* _WHAT YOU ARE ASKED TO DO_
In the entries that follow, find the word "được" and report each line it is on.
* Begin GIVEN DATA *
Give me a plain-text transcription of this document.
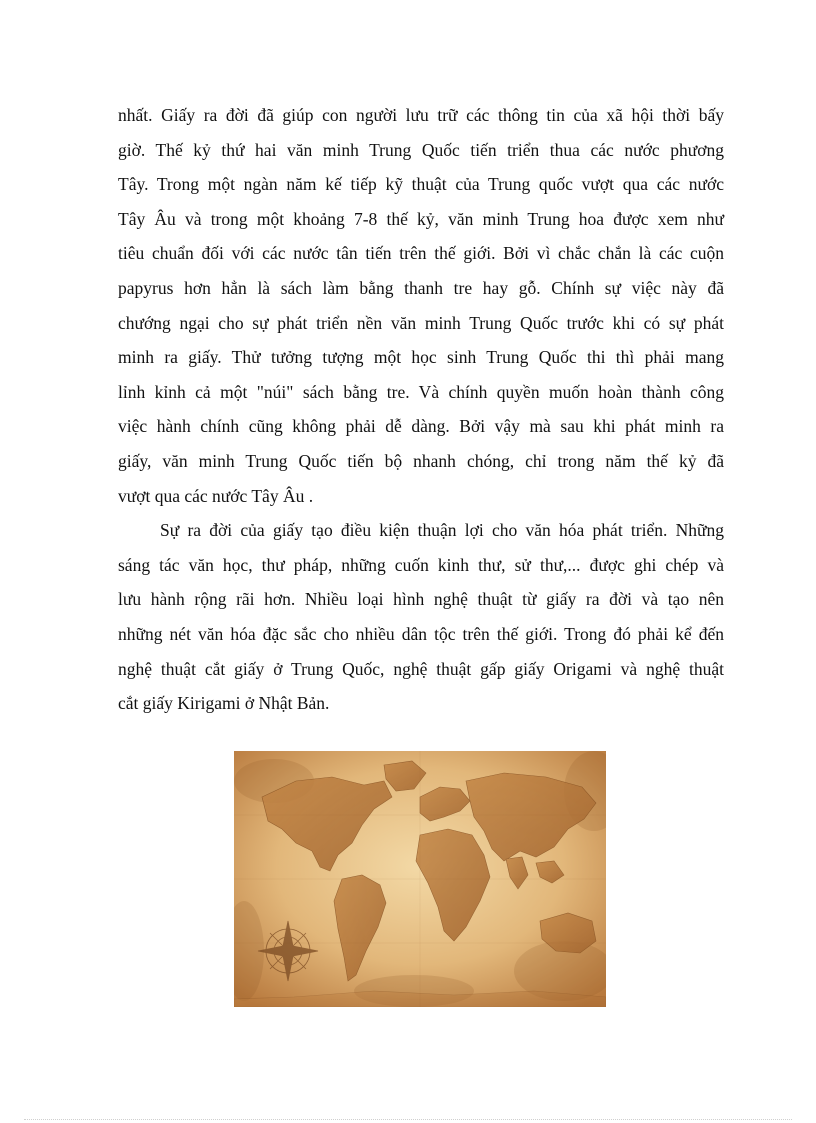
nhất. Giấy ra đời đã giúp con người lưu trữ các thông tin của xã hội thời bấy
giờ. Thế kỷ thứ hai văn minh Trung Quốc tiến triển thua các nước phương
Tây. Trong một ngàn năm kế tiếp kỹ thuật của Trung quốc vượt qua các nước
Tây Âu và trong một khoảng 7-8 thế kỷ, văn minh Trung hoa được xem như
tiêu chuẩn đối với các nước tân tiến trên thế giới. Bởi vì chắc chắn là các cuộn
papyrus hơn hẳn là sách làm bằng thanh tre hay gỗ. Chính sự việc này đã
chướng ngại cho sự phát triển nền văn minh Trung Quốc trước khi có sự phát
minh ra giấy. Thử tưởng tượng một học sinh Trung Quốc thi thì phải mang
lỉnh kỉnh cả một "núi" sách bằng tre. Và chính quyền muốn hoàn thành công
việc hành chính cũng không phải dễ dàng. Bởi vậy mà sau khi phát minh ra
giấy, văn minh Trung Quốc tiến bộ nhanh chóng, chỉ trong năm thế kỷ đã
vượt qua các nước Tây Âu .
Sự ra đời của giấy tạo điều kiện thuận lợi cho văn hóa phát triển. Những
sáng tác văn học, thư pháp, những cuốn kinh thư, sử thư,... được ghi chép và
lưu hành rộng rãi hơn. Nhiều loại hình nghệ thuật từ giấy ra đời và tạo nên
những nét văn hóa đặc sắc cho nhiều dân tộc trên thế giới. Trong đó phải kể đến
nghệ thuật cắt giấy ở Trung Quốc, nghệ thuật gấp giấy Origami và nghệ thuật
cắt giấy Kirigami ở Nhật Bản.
* End GIVEN DATA *
* _TASK OUTPUT_
Tây Âu và trong một khoảng 7-8 thế kỷ, văn minh Trung hoa được xem như
sáng tác văn học, thư pháp, những cuốn kinh thư, sử thư,... được ghi chép và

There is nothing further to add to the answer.